▶ **MATERIAL PROVIDED**:
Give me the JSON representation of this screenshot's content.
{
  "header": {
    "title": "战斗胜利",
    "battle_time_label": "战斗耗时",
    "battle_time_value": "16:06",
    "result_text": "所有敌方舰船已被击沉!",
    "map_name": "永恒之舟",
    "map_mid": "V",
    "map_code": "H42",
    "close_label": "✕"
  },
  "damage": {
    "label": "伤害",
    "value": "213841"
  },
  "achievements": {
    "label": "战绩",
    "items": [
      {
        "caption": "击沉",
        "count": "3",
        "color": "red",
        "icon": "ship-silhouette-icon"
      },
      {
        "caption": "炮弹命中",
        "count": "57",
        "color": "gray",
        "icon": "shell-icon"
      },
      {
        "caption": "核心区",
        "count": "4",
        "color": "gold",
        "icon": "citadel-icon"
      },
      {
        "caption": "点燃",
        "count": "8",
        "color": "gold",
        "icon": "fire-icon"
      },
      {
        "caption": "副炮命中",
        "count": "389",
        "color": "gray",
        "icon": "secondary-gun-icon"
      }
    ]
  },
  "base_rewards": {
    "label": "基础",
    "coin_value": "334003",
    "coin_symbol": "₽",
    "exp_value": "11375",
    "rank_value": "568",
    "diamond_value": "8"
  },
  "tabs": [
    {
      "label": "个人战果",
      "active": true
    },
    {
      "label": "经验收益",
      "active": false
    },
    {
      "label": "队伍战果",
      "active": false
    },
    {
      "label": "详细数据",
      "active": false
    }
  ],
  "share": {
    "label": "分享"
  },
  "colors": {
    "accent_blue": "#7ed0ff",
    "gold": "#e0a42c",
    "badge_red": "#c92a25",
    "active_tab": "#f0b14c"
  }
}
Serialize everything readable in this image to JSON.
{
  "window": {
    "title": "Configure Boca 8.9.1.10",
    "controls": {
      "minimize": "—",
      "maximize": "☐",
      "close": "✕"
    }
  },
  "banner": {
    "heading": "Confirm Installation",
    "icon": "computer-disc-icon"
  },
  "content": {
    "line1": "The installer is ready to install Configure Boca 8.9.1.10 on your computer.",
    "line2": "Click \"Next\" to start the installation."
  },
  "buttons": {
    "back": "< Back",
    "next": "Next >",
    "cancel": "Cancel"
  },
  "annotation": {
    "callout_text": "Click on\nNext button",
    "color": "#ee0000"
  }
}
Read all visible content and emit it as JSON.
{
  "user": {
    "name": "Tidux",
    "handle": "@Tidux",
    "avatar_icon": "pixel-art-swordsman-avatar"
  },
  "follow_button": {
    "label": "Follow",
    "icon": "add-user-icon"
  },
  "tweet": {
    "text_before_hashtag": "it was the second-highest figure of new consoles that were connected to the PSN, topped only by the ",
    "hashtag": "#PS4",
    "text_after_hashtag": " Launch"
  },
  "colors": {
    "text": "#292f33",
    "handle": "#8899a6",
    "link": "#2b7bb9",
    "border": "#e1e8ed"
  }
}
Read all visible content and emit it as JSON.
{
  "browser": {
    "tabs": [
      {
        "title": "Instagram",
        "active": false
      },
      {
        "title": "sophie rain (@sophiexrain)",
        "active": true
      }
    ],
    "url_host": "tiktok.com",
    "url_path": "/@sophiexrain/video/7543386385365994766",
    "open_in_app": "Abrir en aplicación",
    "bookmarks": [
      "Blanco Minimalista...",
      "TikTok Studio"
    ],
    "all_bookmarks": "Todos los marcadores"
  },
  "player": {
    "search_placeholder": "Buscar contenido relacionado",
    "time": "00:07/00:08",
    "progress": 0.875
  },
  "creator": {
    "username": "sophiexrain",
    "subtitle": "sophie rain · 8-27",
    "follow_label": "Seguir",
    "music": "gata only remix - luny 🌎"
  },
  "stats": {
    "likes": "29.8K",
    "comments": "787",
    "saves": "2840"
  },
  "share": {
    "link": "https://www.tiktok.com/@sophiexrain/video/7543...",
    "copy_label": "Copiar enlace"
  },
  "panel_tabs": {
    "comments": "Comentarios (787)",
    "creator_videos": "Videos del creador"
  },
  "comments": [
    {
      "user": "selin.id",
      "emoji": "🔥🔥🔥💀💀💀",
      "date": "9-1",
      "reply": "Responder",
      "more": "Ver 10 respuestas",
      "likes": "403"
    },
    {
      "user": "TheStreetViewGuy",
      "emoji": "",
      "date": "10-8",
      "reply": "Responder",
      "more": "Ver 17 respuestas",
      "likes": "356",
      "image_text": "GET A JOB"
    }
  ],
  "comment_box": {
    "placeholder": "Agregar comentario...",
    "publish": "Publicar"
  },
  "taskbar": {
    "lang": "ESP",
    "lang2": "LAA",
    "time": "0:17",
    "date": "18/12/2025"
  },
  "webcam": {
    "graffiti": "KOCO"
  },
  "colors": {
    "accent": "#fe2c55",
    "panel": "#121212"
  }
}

▶ **GIVEN EXERCISE**: Print all of the entries exactly as they are written.

▶ **ANSWER**:
Give me the JSON representation of this screenshot's content.
{
  "header": {
    "title": "战斗胜利",
    "battle_time_label": "战斗耗时",
    "battle_time_value": "16:06",
    "result_text": "所有敌方舰船已被击沉!",
    "map_name": "永恒之舟",
    "map_mid": "V",
    "map_code": "H42",
    "close_label": "✕"
  },
  "damage": {
    "label": "伤害",
    "value": "213841"
  },
  "achievements": {
    "label": "战绩",
    "items": [
      {
        "caption": "击沉",
        "count": "3",
        "color": "red",
        "icon": "ship-silhouette-icon"
      },
      {
        "caption": "炮弹命中",
        "count": "57",
        "color": "gray",
        "icon": "shell-icon"
      },
      {
        "caption": "核心区",
        "count": "4",
        "color": "gold",
        "icon": "citadel-icon"
      },
      {
        "caption": "点燃",
        "count": "8",
        "color": "gold",
        "icon": "fire-icon"
      },
      {
        "caption": "副炮命中",
        "count": "389",
        "color": "gray",
        "icon": "secondary-gun-icon"
      }
    ]
  },
  "base_rewards": {
    "label": "基础",
    "coin_value": "334003",
    "coin_symbol": "₽",
    "exp_value": "11375",
    "rank_value": "568",
    "diamond_value": "8"
  },
  "tabs": [
    {
      "label": "个人战果",
      "active": true
    },
    {
      "label": "经验收益",
      "active": false
    },
    {
      "label": "队伍战果",
      "active": false
    },
    {
      "label": "详细数据",
      "active": false
    }
  ],
  "share": {
    "label": "分享"
  },
  "colors": {
    "accent_blue": "#7ed0ff",
    "gold": "#e0a42c",
    "badge_red": "#c92a25",
    "active_tab": "#f0b14c"
  }
}
Serialize everything readable in this image to JSON.
{
  "window": {
    "title": "Configure Boca 8.9.1.10",
    "controls": {
      "minimize": "—",
      "maximize": "☐",
      "close": "✕"
    }
  },
  "banner": {
    "heading": "Confirm Installation",
    "icon": "computer-disc-icon"
  },
  "content": {
    "line1": "The installer is ready to install Configure Boca 8.9.1.10 on your computer.",
    "line2": "Click \"Next\" to start the installation."
  },
  "buttons": {
    "back": "< Back",
    "next": "Next >",
    "cancel": "Cancel"
  },
  "annotation": {
    "callout_text": "Click on\nNext button",
    "color": "#ee0000"
  }
}
Read all visible content and emit it as JSON.
{
  "user": {
    "name": "Tidux",
    "handle": "@Tidux",
    "avatar_icon": "pixel-art-swordsman-avatar"
  },
  "follow_button": {
    "label": "Follow",
    "icon": "add-user-icon"
  },
  "tweet": {
    "text_before_hashtag": "it was the second-highest figure of new consoles that were connected to the PSN, topped only by the ",
    "hashtag": "#PS4",
    "text_after_hashtag": " Launch"
  },
  "colors": {
    "text": "#292f33",
    "handle": "#8899a6",
    "link": "#2b7bb9",
    "border": "#e1e8ed"
  }
}
Read all visible content and emit it as JSON.
{
  "browser": {
    "tabs": [
      {
        "title": "Instagram",
        "active": false
      },
      {
        "title": "sophie rain (@sophiexrain)",
        "active": true
      }
    ],
    "url_host": "tiktok.com",
    "url_path": "/@sophiexrain/video/7543386385365994766",
    "open_in_app": "Abrir en aplicación",
    "bookmarks": [
      "Blanco Minimalista...",
      "TikTok Studio"
    ],
    "all_bookmarks": "Todos los marcadores"
  },
  "player": {
    "search_placeholder": "Buscar contenido relacionado",
    "time": "00:07/00:08",
    "progress": 0.875
  },
  "creator": {
    "username": "sophiexrain",
    "subtitle": "sophie rain · 8-27",
    "follow_label": "Seguir",
    "music": "gata only remix - luny 🌎"
  },
  "stats": {
    "likes": "29.8K",
    "comments": "787",
    "saves": "2840"
  },
  "share": {
    "link": "https://www.tiktok.com/@sophiexrain/video/7543...",
    "copy_label": "Copiar enlace"
  },
  "panel_tabs": {
    "comments": "Comentarios (787)",
    "creator_videos": "Videos del creador"
  },
  "comments": [
    {
      "user": "selin.id",
      "emoji": "🔥🔥🔥💀💀💀",
      "date": "9-1",
      "reply": "Responder",
      "more": "Ver 10 respuestas",
      "likes": "403"
    },
    {
      "user": "TheStreetViewGuy",
      "emoji": "",
      "date": "10-8",
      "reply": "Responder",
      "more": "Ver 17 respuestas",
      "likes": "356",
      "image_text": "GET A JOB"
    }
  ],
  "comment_box": {
    "placeholder": "Agregar comentario...",
    "publish": "Publicar"
  },
  "taskbar": {
    "lang": "ESP",
    "lang2": "LAA",
    "time": "0:17",
    "date": "18/12/2025"
  },
  "webcam": {
    "graffiti": "KOCO"
  },
  "colors": {
    "accent": "#fe2c55",
    "panel": "#121212"
  }
}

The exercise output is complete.